— DATA SHOWN —
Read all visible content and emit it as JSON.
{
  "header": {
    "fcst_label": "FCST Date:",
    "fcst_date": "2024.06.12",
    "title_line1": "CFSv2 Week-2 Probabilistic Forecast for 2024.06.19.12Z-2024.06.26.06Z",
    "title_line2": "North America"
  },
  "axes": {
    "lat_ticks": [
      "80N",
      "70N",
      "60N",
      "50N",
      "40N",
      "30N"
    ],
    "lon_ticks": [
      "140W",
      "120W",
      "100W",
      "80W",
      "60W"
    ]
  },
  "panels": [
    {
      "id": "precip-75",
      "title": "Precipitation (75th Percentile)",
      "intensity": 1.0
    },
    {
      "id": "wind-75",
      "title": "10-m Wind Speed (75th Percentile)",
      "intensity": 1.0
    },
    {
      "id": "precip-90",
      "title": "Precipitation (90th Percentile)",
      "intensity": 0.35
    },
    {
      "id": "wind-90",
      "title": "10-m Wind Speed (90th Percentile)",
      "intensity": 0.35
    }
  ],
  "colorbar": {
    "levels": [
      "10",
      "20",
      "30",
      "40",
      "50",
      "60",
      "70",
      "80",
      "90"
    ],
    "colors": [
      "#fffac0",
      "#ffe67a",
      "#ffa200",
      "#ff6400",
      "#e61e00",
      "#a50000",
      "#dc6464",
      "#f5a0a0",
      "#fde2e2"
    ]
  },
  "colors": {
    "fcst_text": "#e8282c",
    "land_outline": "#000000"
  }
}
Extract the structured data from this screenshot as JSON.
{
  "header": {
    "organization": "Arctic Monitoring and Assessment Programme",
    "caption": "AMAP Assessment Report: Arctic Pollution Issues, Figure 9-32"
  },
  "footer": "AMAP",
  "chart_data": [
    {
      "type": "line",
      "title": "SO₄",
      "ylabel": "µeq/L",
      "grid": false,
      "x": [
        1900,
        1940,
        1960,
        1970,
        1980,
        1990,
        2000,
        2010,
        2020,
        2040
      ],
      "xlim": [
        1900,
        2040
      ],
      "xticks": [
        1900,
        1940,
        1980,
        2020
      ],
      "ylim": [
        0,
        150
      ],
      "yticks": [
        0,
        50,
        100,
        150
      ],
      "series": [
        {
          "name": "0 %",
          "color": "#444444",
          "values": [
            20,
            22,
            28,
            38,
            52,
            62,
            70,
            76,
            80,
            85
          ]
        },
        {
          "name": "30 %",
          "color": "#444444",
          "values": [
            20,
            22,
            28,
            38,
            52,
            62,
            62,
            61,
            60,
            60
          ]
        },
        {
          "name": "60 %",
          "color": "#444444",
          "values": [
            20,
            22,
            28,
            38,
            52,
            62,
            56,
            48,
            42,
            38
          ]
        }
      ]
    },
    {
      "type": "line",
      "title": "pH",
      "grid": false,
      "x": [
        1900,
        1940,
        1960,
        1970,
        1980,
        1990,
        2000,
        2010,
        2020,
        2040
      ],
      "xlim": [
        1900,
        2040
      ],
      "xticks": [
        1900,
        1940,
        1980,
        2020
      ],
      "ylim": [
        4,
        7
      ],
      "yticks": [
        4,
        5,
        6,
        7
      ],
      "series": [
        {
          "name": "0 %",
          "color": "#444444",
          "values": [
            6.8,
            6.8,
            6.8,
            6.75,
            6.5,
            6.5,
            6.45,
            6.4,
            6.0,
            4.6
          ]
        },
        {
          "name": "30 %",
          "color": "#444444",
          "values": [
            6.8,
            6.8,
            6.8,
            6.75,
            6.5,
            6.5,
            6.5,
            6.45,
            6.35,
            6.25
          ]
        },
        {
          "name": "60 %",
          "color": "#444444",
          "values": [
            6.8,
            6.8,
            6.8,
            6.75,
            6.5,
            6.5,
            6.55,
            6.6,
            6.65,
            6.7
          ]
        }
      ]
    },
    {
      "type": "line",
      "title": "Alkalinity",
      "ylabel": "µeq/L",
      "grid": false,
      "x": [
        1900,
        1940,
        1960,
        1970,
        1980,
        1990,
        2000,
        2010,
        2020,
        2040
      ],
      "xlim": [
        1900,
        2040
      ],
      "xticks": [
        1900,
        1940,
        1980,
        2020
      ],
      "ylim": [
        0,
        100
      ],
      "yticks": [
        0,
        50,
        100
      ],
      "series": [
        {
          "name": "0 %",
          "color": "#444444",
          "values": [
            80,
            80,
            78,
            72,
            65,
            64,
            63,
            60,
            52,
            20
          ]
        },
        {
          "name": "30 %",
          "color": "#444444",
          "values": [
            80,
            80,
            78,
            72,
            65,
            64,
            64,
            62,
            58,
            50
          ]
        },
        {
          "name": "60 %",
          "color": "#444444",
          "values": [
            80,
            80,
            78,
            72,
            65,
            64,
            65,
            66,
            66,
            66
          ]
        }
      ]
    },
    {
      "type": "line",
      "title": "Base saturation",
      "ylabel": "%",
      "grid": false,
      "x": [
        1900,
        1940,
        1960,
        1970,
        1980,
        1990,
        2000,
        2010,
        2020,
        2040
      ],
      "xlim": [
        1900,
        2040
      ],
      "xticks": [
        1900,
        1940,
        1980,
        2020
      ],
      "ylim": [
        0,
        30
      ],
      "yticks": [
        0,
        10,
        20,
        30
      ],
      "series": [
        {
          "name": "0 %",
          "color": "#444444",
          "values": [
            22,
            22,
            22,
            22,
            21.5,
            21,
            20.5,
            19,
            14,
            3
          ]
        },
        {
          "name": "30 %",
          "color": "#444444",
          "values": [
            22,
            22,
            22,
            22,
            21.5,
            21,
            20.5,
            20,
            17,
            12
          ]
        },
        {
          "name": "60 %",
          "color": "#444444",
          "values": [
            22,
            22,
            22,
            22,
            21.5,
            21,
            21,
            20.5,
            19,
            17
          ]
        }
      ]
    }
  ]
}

— WHAT YOU WILL DO —
Search the entries for "AMAP" and copy out each line that has it.

— TASK RESULT —
    "caption": "AMAP Assessment Report: Arctic Pollution Issues, Figure 9-32"
  "footer": "AMAP",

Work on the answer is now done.